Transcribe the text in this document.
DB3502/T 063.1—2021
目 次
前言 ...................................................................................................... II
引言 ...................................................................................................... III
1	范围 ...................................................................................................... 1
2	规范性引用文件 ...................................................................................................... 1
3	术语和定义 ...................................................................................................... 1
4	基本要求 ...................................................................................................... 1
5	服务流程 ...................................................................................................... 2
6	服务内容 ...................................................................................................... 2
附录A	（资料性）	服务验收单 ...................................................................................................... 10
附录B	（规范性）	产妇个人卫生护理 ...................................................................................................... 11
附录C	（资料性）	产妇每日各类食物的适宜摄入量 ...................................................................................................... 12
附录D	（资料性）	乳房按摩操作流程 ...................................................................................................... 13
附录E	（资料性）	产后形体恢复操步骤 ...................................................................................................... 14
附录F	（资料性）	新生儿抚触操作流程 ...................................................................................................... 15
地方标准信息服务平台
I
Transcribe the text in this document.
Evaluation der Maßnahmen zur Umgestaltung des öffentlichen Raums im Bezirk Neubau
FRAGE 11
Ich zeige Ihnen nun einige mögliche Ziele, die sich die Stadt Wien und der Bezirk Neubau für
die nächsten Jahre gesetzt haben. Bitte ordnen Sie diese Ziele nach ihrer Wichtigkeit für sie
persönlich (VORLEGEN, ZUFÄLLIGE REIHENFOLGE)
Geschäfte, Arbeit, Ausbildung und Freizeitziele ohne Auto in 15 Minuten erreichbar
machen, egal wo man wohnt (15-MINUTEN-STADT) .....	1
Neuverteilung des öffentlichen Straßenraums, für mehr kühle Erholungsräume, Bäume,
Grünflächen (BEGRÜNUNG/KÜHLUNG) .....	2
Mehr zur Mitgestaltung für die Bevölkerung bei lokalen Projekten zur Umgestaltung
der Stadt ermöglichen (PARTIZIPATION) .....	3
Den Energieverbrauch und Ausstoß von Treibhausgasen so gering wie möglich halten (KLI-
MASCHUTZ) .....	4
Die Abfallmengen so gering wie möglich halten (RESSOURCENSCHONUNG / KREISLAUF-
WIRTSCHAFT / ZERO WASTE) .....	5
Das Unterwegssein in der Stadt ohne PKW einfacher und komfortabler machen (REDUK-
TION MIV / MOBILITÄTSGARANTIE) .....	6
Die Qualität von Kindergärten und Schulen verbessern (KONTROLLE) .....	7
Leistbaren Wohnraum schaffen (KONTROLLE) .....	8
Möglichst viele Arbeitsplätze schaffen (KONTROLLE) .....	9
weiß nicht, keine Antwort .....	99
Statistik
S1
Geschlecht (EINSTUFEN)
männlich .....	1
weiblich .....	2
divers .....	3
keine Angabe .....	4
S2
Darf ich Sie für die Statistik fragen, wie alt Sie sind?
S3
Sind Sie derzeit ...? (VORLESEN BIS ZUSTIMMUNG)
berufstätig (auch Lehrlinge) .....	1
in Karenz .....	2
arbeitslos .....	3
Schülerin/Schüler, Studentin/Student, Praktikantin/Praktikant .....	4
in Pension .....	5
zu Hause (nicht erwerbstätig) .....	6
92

▬▬▬▬▬▬▬▬▬▬

--- What you are asked to do ---
Return the listing above word for word.

--- Task output ---
Transcribe the text in this document.
DB3502/T 063.1—2021
目 次
前言 ...................................................................................................... II
引言 ...................................................................................................... III
1	范围 ...................................................................................................... 1
2	规范性引用文件 ...................................................................................................... 1
3	术语和定义 ...................................................................................................... 1
4	基本要求 ...................................................................................................... 1
5	服务流程 ...................................................................................................... 2
6	服务内容 ...................................................................................................... 2
附录A	（资料性）	服务验收单 ...................................................................................................... 10
附录B	（规范性）	产妇个人卫生护理 ...................................................................................................... 11
附录C	（资料性）	产妇每日各类食物的适宜摄入量 ...................................................................................................... 12
附录D	（资料性）	乳房按摩操作流程 ...................................................................................................... 13
附录E	（资料性）	产后形体恢复操步骤 ...................................................................................................... 14
附录F	（资料性）	新生儿抚触操作流程 ...................................................................................................... 15
地方标准信息服务平台
I
Transcribe the text in this document.
Evaluation der Maßnahmen zur Umgestaltung des öffentlichen Raums im Bezirk Neubau
FRAGE 11
Ich zeige Ihnen nun einige mögliche Ziele, die sich die Stadt Wien und der Bezirk Neubau für
die nächsten Jahre gesetzt haben. Bitte ordnen Sie diese Ziele nach ihrer Wichtigkeit für sie
persönlich (VORLEGEN, ZUFÄLLIGE REIHENFOLGE)
Geschäfte, Arbeit, Ausbildung und Freizeitziele ohne Auto in 15 Minuten erreichbar
machen, egal wo man wohnt (15-MINUTEN-STADT) .....	1
Neuverteilung des öffentlichen Straßenraums, für mehr kühle Erholungsräume, Bäume,
Grünflächen (BEGRÜNUNG/KÜHLUNG) .....	2
Mehr zur Mitgestaltung für die Bevölkerung bei lokalen Projekten zur Umgestaltung
der Stadt ermöglichen (PARTIZIPATION) .....	3
Den Energieverbrauch und Ausstoß von Treibhausgasen so gering wie möglich halten (KLI-
MASCHUTZ) .....	4
Die Abfallmengen so gering wie möglich halten (RESSOURCENSCHONUNG / KREISLAUF-
WIRTSCHAFT / ZERO WASTE) .....	5
Das Unterwegssein in der Stadt ohne PKW einfacher und komfortabler machen (REDUK-
TION MIV / MOBILITÄTSGARANTIE) .....	6
Die Qualität von Kindergärten und Schulen verbessern (KONTROLLE) .....	7
Leistbaren Wohnraum schaffen (KONTROLLE) .....	8
Möglichst viele Arbeitsplätze schaffen (KONTROLLE) .....	9
weiß nicht, keine Antwort .....	99
Statistik
S1
Geschlecht (EINSTUFEN)
männlich .....	1
weiblich .....	2
divers .....	3
keine Angabe .....	4
S2
Darf ich Sie für die Statistik fragen, wie alt Sie sind?
S3
Sind Sie derzeit ...? (VORLESEN BIS ZUSTIMMUNG)
berufstätig (auch Lehrlinge) .....	1
in Karenz .....	2
arbeitslos .....	3
Schülerin/Schüler, Studentin/Student, Praktikantin/Praktikant .....	4
in Pension .....	5
zu Hause (nicht erwerbstätig) .....	6
92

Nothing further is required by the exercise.